Set problem: Lines that hold the string "index" are to be counted; give only their number.

(Extracts from a graphics dataset)
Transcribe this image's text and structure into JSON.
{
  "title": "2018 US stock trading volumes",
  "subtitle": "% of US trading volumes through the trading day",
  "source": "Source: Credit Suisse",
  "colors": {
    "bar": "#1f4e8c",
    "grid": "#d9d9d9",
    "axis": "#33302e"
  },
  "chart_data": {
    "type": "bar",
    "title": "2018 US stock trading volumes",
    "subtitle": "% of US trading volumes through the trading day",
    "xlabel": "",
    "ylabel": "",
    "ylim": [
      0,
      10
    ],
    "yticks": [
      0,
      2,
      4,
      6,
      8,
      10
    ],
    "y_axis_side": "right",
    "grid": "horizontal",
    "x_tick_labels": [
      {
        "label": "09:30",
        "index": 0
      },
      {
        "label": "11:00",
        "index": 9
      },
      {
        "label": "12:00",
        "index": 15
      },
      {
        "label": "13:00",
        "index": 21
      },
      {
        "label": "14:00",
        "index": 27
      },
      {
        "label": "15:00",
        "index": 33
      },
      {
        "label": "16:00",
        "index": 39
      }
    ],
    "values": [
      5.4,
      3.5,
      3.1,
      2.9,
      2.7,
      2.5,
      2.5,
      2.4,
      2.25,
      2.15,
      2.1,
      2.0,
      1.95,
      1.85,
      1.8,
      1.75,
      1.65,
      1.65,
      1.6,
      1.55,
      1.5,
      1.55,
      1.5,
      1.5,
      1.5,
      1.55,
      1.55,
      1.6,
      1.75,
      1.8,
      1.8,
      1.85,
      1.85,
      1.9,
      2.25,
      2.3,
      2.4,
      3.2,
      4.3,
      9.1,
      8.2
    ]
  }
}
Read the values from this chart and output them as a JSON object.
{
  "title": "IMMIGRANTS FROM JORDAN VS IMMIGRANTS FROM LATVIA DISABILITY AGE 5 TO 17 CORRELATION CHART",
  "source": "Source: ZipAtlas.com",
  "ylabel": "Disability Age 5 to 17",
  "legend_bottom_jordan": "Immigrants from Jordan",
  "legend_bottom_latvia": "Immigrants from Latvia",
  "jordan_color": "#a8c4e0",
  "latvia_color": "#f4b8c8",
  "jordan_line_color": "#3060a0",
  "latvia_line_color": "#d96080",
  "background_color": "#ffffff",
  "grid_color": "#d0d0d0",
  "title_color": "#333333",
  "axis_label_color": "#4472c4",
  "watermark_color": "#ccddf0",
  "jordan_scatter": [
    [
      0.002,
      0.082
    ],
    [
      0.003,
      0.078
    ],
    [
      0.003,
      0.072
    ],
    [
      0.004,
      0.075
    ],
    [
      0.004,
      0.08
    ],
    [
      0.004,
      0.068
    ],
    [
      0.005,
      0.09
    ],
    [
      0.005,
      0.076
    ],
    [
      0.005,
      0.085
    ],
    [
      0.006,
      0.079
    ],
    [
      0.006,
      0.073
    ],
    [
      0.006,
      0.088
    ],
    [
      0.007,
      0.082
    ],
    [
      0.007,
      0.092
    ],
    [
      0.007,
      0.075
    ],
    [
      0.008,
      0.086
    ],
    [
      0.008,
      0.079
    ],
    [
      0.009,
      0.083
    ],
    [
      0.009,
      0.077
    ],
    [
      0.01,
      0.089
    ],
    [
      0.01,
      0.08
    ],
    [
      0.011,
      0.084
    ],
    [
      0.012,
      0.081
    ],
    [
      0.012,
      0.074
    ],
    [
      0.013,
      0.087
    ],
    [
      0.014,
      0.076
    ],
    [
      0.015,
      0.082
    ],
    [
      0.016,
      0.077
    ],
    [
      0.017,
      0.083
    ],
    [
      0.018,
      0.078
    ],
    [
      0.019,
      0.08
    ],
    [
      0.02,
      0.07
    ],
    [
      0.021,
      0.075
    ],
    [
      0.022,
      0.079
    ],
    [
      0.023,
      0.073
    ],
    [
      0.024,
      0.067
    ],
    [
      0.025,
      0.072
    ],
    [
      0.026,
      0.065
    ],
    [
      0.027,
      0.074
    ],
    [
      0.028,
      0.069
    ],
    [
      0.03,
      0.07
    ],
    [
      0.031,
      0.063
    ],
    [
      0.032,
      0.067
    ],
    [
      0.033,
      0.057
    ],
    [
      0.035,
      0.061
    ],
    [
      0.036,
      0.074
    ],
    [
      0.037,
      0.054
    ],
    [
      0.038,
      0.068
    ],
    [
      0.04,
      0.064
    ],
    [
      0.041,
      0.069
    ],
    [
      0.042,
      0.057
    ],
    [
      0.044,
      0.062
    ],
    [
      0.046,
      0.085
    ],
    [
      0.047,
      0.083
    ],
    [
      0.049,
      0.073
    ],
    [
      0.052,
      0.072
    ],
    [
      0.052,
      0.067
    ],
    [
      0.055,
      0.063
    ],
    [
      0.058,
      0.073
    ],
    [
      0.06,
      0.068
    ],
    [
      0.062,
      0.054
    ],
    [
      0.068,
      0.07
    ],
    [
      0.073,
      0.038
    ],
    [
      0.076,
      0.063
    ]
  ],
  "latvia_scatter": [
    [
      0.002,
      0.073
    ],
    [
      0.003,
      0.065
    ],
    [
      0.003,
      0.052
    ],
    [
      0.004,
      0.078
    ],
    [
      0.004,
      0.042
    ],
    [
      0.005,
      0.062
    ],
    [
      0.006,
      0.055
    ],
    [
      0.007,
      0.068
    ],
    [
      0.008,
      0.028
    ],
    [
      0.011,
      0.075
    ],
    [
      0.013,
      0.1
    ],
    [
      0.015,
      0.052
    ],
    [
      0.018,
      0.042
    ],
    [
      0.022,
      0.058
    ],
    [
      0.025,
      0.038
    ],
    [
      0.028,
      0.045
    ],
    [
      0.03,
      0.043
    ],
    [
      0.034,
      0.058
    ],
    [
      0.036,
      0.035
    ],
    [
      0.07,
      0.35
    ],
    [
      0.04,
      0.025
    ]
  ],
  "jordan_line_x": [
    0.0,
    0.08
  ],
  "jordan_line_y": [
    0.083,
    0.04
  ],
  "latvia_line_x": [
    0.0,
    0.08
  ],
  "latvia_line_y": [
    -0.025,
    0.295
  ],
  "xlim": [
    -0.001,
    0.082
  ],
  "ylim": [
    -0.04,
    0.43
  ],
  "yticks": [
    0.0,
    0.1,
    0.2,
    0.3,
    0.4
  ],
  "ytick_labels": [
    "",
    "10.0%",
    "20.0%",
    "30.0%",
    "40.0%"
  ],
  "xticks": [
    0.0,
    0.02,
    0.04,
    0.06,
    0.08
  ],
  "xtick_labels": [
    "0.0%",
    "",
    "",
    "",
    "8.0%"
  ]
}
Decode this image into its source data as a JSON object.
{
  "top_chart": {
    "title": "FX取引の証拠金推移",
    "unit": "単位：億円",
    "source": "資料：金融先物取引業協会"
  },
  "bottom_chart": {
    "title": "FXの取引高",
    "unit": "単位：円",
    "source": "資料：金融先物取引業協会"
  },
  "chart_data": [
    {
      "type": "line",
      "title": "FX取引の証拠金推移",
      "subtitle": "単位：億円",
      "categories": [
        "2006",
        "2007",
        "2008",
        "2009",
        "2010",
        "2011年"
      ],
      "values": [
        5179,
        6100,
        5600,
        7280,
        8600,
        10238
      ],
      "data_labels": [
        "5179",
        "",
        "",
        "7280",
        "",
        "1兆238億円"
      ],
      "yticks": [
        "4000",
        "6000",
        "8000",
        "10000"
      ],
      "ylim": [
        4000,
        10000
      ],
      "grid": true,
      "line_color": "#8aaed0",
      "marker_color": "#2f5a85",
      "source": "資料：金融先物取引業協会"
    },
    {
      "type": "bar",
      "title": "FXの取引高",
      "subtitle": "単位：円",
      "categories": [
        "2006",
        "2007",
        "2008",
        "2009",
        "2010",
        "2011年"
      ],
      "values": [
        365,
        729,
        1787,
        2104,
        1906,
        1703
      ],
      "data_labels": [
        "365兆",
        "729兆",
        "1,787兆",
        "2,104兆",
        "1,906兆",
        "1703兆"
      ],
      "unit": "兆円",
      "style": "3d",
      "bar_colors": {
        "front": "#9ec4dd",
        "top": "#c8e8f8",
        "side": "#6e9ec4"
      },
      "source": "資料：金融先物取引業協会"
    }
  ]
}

Solution for this exercise: 7